▶ Set task:
Where a line of the listing below includes the word "постановлений", reproduce that line.

------ Exercise input ------

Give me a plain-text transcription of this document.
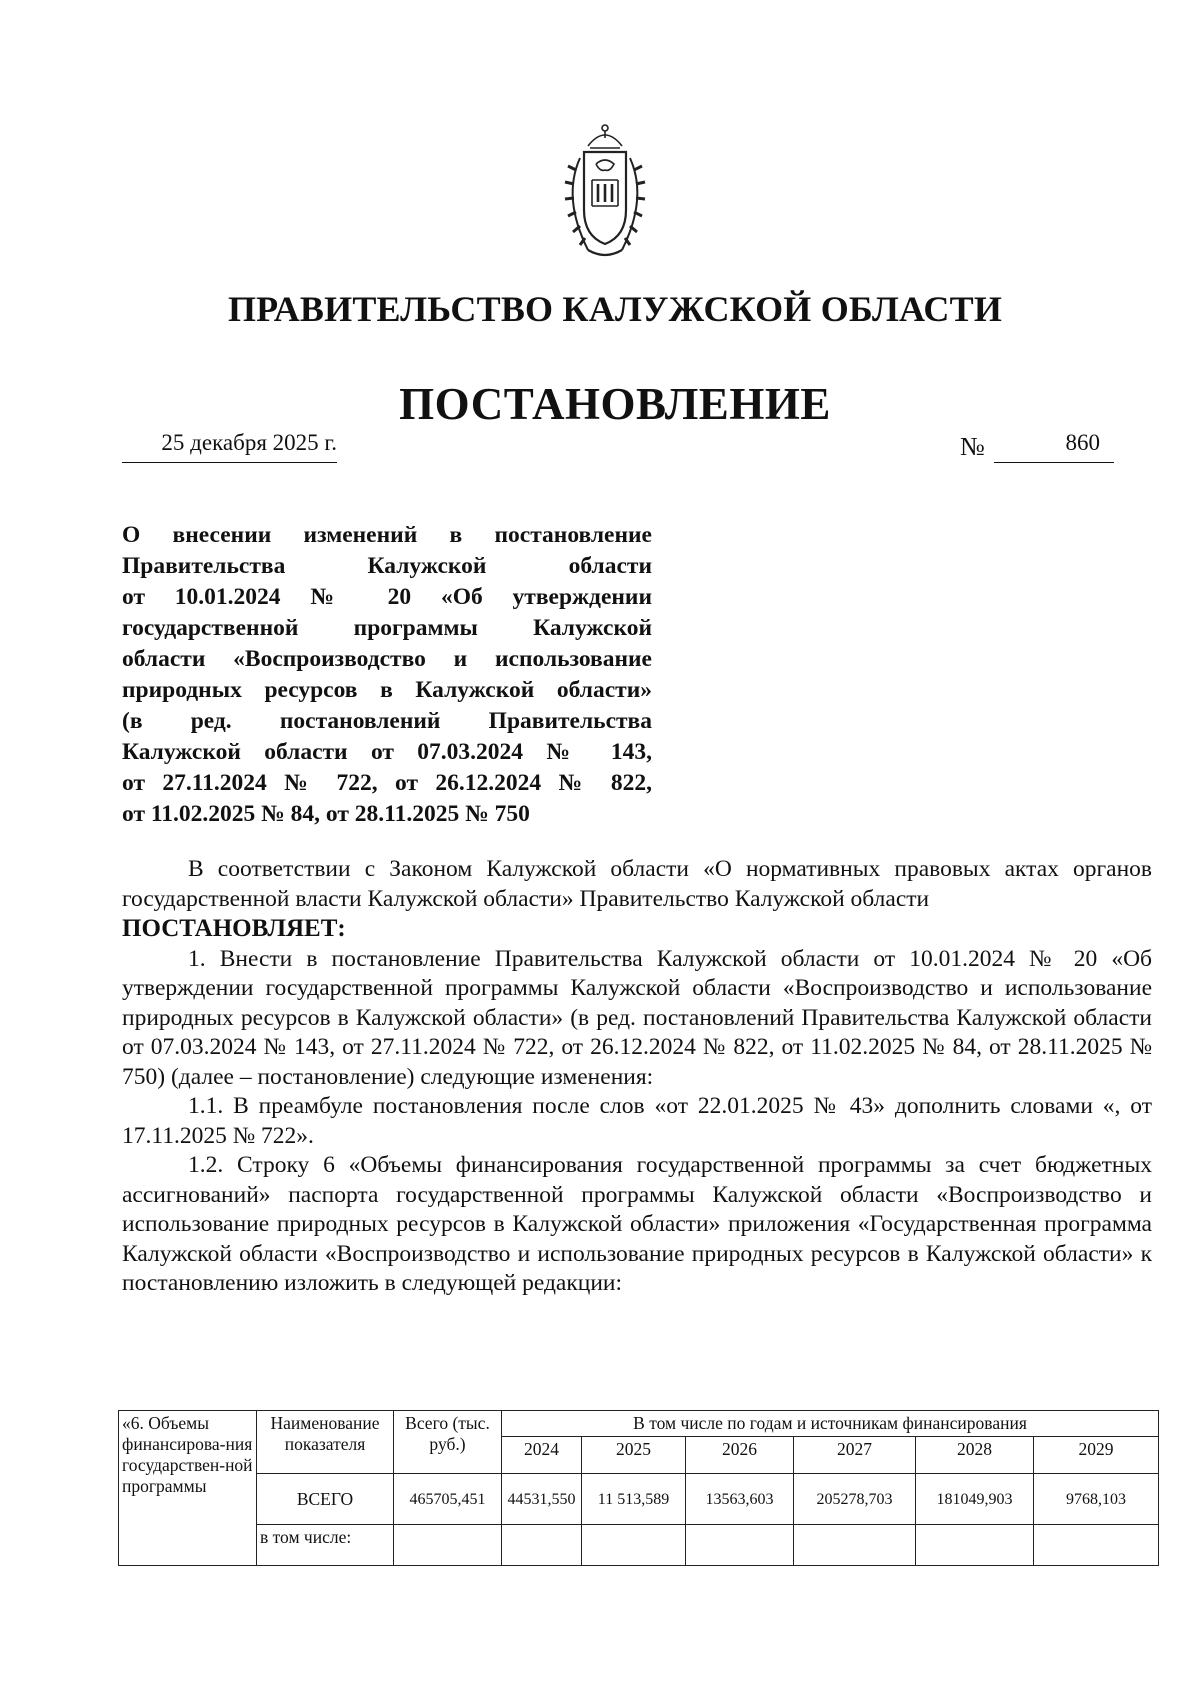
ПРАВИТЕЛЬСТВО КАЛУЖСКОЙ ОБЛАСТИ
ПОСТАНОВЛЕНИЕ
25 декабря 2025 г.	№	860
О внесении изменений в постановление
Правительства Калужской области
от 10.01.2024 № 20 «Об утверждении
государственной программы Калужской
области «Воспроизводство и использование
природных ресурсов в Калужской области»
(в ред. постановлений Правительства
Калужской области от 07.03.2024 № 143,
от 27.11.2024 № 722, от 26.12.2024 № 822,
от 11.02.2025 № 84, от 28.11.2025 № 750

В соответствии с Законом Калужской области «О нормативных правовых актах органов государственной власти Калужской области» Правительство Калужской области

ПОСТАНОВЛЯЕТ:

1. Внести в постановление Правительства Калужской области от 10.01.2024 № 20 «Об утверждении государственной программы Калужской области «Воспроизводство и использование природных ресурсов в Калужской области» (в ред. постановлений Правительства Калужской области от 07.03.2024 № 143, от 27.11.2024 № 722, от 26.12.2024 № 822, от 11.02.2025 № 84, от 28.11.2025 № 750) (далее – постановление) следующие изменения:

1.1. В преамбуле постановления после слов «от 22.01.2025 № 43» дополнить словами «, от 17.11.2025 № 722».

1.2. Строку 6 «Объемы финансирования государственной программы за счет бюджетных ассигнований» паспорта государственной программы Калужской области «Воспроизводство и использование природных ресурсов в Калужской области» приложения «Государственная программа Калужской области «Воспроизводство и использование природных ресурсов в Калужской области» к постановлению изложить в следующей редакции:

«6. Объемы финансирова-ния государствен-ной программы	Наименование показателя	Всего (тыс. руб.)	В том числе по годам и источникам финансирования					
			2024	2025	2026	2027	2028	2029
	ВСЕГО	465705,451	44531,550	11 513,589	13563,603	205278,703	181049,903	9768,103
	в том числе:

------

▶ Solution to this task:
(в ред. постановлений Правительства
1. Внести в постановление Правительства Калужской области от 10.01.2024 № 20 «Об утверждении государственной программы Калужской области «Воспроизводство и использование природных ресурсов в Калужской области» (в ред. постановлений Правительства Калужской области от 07.03.2024 № 143, от 27.11.2024 № 722, от 26.12.2024 № 822, от 11.02.2025 № 84, от 28.11.2025 № 750) (далее – постановление) следующие изменения:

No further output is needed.